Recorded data
>>>>

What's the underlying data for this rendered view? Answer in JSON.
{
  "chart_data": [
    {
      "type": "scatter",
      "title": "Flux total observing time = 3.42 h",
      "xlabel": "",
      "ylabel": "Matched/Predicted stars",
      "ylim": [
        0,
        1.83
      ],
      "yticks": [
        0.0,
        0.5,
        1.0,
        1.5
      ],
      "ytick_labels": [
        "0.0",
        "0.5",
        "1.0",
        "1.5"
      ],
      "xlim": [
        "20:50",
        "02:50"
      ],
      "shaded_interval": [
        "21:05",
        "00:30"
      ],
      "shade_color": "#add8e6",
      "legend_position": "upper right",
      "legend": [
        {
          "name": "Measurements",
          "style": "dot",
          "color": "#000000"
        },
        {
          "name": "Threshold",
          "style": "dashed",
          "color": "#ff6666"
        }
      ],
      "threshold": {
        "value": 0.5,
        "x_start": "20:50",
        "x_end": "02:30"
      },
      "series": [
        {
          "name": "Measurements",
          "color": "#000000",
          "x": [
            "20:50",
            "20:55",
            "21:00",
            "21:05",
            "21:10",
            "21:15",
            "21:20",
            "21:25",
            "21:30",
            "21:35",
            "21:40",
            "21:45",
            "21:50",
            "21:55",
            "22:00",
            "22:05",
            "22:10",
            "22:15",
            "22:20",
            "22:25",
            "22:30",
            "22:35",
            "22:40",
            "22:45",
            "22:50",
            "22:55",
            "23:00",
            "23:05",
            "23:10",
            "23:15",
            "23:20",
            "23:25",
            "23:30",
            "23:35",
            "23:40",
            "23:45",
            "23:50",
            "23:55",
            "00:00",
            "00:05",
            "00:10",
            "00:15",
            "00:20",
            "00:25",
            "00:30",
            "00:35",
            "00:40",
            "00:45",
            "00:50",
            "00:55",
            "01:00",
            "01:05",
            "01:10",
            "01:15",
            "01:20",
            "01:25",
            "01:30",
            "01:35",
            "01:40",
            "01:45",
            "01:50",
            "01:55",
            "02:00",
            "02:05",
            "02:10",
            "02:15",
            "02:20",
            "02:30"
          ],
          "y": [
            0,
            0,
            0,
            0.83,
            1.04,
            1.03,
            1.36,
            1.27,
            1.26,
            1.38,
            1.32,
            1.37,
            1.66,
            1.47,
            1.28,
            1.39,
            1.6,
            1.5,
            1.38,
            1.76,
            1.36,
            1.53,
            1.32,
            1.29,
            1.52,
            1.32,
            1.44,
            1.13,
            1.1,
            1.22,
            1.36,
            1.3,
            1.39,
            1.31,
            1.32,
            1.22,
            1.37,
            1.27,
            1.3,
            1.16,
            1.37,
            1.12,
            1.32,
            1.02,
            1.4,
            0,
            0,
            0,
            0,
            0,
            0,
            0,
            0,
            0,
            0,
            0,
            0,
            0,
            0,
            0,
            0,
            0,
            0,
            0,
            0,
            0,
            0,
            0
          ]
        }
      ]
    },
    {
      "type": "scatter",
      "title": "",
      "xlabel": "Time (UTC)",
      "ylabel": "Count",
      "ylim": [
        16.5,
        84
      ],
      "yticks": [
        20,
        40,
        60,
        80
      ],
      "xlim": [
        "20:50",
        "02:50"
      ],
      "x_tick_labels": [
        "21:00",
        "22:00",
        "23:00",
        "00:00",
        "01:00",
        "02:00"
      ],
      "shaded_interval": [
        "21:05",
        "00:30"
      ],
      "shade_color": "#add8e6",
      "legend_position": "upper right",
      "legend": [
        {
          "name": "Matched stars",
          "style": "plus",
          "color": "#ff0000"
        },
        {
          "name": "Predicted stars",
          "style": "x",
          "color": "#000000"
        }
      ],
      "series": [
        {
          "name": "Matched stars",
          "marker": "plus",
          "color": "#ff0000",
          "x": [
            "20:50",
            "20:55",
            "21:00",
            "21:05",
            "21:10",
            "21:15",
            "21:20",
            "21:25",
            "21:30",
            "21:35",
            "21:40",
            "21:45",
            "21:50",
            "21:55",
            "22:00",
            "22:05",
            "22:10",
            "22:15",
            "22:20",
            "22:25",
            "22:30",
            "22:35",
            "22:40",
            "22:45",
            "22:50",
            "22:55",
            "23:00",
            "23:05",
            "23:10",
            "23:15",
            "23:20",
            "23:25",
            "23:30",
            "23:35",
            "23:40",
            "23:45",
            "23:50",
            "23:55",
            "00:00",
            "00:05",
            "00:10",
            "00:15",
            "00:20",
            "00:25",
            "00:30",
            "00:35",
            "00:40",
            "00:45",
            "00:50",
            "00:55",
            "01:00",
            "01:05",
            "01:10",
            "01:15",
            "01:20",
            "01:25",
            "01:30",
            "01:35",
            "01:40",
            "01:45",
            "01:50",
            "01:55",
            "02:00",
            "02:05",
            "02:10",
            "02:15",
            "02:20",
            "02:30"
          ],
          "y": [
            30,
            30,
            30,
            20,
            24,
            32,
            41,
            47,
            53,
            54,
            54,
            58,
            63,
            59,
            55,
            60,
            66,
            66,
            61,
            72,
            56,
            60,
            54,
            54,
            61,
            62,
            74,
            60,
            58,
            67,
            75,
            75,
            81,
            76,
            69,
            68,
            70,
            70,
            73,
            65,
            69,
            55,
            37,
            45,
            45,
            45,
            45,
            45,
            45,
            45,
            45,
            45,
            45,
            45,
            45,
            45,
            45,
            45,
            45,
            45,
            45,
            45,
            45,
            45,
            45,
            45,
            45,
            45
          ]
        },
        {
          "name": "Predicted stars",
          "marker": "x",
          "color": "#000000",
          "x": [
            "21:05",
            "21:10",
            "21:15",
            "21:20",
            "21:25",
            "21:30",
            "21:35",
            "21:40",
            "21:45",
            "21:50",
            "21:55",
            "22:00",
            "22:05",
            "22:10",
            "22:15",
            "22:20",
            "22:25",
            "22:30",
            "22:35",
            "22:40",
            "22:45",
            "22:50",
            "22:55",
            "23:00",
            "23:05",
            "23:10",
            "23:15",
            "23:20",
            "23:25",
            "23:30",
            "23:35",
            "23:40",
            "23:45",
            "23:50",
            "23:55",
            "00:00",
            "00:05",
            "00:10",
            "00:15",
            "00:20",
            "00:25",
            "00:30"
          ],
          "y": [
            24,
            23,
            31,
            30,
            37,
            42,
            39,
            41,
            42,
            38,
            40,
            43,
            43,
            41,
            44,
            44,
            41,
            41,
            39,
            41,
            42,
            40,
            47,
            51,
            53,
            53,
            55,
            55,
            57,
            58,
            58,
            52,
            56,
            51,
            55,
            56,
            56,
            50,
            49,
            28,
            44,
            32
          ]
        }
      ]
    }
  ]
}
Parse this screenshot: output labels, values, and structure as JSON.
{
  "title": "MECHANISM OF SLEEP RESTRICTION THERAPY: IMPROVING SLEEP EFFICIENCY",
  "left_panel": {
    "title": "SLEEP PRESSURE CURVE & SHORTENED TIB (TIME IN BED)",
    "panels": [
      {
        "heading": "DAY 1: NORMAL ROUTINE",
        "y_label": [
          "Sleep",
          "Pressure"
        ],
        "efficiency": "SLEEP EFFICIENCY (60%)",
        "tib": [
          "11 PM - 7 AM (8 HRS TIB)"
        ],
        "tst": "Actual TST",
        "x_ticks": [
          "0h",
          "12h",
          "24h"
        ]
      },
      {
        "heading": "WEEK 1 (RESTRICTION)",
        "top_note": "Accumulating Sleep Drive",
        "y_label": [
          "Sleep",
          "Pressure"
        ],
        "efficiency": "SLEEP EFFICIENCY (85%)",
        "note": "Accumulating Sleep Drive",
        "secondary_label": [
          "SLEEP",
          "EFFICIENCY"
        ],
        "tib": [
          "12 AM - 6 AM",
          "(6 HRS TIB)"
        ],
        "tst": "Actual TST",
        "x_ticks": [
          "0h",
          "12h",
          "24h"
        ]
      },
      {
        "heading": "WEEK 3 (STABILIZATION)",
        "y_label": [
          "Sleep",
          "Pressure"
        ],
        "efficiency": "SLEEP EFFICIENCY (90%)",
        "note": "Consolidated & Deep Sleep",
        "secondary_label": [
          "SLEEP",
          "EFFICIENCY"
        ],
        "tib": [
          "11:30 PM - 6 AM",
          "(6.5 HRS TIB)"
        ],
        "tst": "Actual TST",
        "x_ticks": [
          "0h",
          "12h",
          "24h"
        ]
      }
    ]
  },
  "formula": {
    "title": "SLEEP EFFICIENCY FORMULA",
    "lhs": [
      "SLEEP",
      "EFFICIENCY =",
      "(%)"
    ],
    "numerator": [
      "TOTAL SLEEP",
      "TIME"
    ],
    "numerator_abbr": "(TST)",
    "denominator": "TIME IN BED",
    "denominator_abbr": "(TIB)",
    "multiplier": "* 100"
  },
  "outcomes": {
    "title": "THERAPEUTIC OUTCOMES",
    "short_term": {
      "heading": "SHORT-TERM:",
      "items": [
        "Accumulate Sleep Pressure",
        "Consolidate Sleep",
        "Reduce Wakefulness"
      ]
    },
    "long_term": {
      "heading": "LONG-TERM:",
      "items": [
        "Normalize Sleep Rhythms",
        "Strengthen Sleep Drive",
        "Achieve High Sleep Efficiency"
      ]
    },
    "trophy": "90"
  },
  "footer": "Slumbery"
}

<<<<

Extract every line above containing the word "heading".

        "heading": "DAY 1: NORMAL ROUTINE",
        "heading": "WEEK 1 (RESTRICTION)",
        "heading": "WEEK 3 (STABILIZATION)",
      "heading": "SHORT-TERM:",
      "heading": "LONG-TERM:",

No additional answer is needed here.